* SELECTED PASSAGE:
Supplier refund greater than original invoice

In April, I paid an American supplier from my business bank account $799. My bank account is in GBP and does not show the original $ value, after currency exchange this resulted in a cost of £593.13. I created a purchase record in the regular way and tagged the transaction from my bank feed.

I have now received a full refund of the $799, but in the intervening two months the GBP-USD exchange rate has moved in my favour and the refund of $799 now equates to £598.37, a delta of £5.24.

How do I manage this? I have already tried:

  1. In my bank feed I have clicked Tag Me, Refund from a supplier, I enter the supplier name and I receive the error: “No qualifying purchases could be found to refund against. Make sure the corresponding purchase has been logged before you attempt to process this refund”
  2. In my original purchase invoice I have clicked More Options, Credit Note, and created the record. This creates the credit note against the suppler and also a tagged entry in my bank feed. This tagged entry is in addition to the untagged entry for the larger amount that I received from the supplier. Deleting the additional entry in the bank feed also deletes the credit note.
  3. In my original purchase invoice I have clicked More Options, Credit Note, and in addition to the original purchase line I have added an extra line on the credit note for Currency Charges for the £5.24 gain I have made. When I click Save Details I then receive the error: “The credit note amount cannot exceed the value of the original payment (593.13).”

I’m now out of ideas and I’d welcome suggestions how to deal with this situation.

Is the original purchase record in QuickFile denominated in USD for $799 or in GBP for £593.13?

The ideal way to handle it would be switch on multi-currency mode and then record the purchase record as US$799. QuickFile will assign a GBP value to the purchase based on the official exchange rate from XE for the purchase date. Log payment against the purchase, select your GBP bank account, and you can enter the actual GBP amount that left your account (£593.13), and the system will automatically assign to “currency charges” the difference between what you paid and what the purchase was originally valued at. Then for the refund do more options → credit note, credit the USD value in full and again when you select a GBP bank account to receive the refund then you will be able to specify the exact amount of GBP you received, and the difference will automatically go to currency charges.

If you recorded the original purchase as GBP at the converted value then you will either need to delete the original purchase and recreate it in USD as I describe above, or manually duplicate what the automatic currency revaluation logic would do:

  • tag the £598.37 money in as a bank transfer from a suitable holding bank account such as your Director Loan / Drawings account, or create a new merchant bank account to represent currency exchanges
  • more options → credit note on the original purchase and refund the £593.13 in full into the same holding bank account
  • manually create a transaction in the holding account for the £5.24 difference, and tag that via “something not on the list” to currency charges.

* EXTRACTED INFORMATION:
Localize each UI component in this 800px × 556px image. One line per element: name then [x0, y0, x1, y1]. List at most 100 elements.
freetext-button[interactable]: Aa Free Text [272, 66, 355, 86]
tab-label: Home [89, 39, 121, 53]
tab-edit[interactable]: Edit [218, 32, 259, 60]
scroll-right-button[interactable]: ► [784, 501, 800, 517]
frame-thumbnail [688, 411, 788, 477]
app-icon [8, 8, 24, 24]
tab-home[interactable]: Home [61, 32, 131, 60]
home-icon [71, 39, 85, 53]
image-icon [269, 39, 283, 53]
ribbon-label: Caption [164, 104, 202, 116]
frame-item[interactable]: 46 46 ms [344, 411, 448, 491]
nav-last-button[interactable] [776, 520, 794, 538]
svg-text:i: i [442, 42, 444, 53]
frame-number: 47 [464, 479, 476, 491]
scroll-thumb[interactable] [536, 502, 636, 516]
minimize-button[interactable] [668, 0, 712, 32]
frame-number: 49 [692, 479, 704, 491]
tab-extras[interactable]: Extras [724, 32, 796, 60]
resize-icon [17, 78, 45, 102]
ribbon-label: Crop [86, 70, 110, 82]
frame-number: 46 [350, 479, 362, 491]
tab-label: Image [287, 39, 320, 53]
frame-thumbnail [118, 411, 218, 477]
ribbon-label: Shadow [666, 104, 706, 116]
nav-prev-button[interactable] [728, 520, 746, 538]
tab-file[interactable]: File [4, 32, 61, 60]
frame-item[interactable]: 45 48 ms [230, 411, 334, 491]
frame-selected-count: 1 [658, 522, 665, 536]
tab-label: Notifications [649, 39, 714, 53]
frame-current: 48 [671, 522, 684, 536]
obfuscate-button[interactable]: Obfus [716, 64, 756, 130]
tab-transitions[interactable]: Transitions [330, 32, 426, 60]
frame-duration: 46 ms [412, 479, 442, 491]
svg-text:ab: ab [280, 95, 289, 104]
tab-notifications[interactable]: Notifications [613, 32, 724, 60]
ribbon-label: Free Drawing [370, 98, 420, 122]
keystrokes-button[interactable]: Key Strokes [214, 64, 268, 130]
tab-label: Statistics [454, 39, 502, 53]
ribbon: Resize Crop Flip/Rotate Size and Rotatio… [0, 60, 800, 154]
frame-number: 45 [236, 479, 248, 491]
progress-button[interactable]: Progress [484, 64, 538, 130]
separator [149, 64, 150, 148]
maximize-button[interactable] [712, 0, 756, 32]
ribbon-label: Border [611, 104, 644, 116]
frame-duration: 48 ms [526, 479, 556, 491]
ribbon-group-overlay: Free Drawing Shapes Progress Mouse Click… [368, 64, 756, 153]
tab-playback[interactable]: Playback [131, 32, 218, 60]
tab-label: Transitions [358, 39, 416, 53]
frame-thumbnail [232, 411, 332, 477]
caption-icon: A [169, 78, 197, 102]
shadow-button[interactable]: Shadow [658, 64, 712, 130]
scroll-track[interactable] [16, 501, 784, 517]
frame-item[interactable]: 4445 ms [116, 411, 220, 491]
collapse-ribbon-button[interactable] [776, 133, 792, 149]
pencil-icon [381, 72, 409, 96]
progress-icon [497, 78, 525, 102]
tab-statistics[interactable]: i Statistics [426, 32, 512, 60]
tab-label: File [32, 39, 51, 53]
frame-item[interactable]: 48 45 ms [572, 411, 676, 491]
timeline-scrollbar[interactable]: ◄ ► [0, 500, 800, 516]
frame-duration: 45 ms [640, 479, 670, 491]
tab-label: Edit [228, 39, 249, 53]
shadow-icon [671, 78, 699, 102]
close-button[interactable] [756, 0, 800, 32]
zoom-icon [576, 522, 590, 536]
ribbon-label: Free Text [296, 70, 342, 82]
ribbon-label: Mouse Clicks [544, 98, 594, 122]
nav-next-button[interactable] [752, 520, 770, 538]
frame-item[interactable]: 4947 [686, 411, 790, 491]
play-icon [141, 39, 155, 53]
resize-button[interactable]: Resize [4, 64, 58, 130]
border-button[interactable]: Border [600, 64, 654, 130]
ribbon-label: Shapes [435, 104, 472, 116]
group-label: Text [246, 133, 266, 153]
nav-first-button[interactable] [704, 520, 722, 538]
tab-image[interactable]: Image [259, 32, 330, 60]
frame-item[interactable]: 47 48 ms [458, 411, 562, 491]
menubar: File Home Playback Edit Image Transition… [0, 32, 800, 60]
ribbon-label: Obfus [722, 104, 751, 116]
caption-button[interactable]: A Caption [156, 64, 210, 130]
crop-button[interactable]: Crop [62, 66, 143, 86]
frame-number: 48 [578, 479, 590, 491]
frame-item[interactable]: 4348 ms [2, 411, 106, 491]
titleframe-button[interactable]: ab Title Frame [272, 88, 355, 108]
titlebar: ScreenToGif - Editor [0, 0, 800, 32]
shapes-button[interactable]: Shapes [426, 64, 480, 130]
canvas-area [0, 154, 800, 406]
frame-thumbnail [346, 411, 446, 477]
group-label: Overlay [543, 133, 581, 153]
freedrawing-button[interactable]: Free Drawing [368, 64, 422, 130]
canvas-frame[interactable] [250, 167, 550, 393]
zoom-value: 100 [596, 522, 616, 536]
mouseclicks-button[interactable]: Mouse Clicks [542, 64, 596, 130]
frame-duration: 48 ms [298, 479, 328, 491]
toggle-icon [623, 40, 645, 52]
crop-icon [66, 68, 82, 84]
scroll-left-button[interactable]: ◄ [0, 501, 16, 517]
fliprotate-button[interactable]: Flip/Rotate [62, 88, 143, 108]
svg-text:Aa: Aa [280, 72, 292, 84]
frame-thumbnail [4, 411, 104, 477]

* WHAT IS EXPECTED:
In the supplier refund discussion, what GBP amount did the $799 refund equate to?

* SOLUTION:
£598.37